INFORMATION GIVEN:
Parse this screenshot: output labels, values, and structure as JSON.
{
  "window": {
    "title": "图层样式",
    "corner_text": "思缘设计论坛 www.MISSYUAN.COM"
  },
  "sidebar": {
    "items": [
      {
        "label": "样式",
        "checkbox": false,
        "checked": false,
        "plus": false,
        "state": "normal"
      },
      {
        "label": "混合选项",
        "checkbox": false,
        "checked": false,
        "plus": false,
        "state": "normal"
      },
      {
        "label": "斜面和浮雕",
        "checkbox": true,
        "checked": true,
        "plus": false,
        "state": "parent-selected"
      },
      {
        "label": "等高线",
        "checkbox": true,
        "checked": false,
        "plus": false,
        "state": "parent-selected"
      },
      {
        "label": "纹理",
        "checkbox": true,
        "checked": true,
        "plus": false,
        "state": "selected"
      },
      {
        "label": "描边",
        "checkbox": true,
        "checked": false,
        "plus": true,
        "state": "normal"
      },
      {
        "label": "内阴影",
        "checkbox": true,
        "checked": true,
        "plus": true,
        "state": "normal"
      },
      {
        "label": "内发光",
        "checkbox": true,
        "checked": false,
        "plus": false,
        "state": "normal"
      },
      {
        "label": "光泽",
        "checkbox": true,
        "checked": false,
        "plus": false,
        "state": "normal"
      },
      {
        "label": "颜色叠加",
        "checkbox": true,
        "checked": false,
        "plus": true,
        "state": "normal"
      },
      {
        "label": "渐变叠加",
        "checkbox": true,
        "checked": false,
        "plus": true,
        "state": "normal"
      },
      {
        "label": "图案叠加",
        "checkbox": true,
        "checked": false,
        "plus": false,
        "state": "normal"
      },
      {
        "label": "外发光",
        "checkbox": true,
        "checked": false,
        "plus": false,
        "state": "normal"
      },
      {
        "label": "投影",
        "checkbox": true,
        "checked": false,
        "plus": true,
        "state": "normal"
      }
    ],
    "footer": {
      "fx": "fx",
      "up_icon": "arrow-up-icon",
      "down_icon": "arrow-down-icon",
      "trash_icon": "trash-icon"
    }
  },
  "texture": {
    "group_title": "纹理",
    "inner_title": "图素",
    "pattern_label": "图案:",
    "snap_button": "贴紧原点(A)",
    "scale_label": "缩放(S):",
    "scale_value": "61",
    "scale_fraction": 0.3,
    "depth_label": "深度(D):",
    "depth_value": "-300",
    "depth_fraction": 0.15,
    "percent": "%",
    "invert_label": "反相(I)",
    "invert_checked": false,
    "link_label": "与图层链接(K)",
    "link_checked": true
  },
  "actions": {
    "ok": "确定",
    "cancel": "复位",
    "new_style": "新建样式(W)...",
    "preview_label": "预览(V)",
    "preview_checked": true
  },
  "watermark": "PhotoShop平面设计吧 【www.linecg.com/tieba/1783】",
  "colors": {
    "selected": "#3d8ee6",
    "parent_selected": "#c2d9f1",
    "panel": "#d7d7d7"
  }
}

EXERCISE INSTRUCTIONS: All entries shown above should be printed again exactly.

SOLVED EXERCISE:
Parse this screenshot: output labels, values, and structure as JSON.
{
  "window": {
    "title": "图层样式",
    "corner_text": "思缘设计论坛 www.MISSYUAN.COM"
  },
  "sidebar": {
    "items": [
      {
        "label": "样式",
        "checkbox": false,
        "checked": false,
        "plus": false,
        "state": "normal"
      },
      {
        "label": "混合选项",
        "checkbox": false,
        "checked": false,
        "plus": false,
        "state": "normal"
      },
      {
        "label": "斜面和浮雕",
        "checkbox": true,
        "checked": true,
        "plus": false,
        "state": "parent-selected"
      },
      {
        "label": "等高线",
        "checkbox": true,
        "checked": false,
        "plus": false,
        "state": "parent-selected"
      },
      {
        "label": "纹理",
        "checkbox": true,
        "checked": true,
        "plus": false,
        "state": "selected"
      },
      {
        "label": "描边",
        "checkbox": true,
        "checked": false,
        "plus": true,
        "state": "normal"
      },
      {
        "label": "内阴影",
        "checkbox": true,
        "checked": true,
        "plus": true,
        "state": "normal"
      },
      {
        "label": "内发光",
        "checkbox": true,
        "checked": false,
        "plus": false,
        "state": "normal"
      },
      {
        "label": "光泽",
        "checkbox": true,
        "checked": false,
        "plus": false,
        "state": "normal"
      },
      {
        "label": "颜色叠加",
        "checkbox": true,
        "checked": false,
        "plus": true,
        "state": "normal"
      },
      {
        "label": "渐变叠加",
        "checkbox": true,
        "checked": false,
        "plus": true,
        "state": "normal"
      },
      {
        "label": "图案叠加",
        "checkbox": true,
        "checked": false,
        "plus": false,
        "state": "normal"
      },
      {
        "label": "外发光",
        "checkbox": true,
        "checked": false,
        "plus": false,
        "state": "normal"
      },
      {
        "label": "投影",
        "checkbox": true,
        "checked": false,
        "plus": true,
        "state": "normal"
      }
    ],
    "footer": {
      "fx": "fx",
      "up_icon": "arrow-up-icon",
      "down_icon": "arrow-down-icon",
      "trash_icon": "trash-icon"
    }
  },
  "texture": {
    "group_title": "纹理",
    "inner_title": "图素",
    "pattern_label": "图案:",
    "snap_button": "贴紧原点(A)",
    "scale_label": "缩放(S):",
    "scale_value": "61",
    "scale_fraction": 0.3,
    "depth_label": "深度(D):",
    "depth_value": "-300",
    "depth_fraction": 0.15,
    "percent": "%",
    "invert_label": "反相(I)",
    "invert_checked": false,
    "link_label": "与图层链接(K)",
    "link_checked": true
  },
  "actions": {
    "ok": "确定",
    "cancel": "复位",
    "new_style": "新建样式(W)...",
    "preview_label": "预览(V)",
    "preview_checked": true
  },
  "watermark": "PhotoShop平面设计吧 【www.linecg.com/tieba/1783】",
  "colors": {
    "selected": "#3d8ee6",
    "parent_selected": "#c2d9f1",
    "panel": "#d7d7d7"
  }
}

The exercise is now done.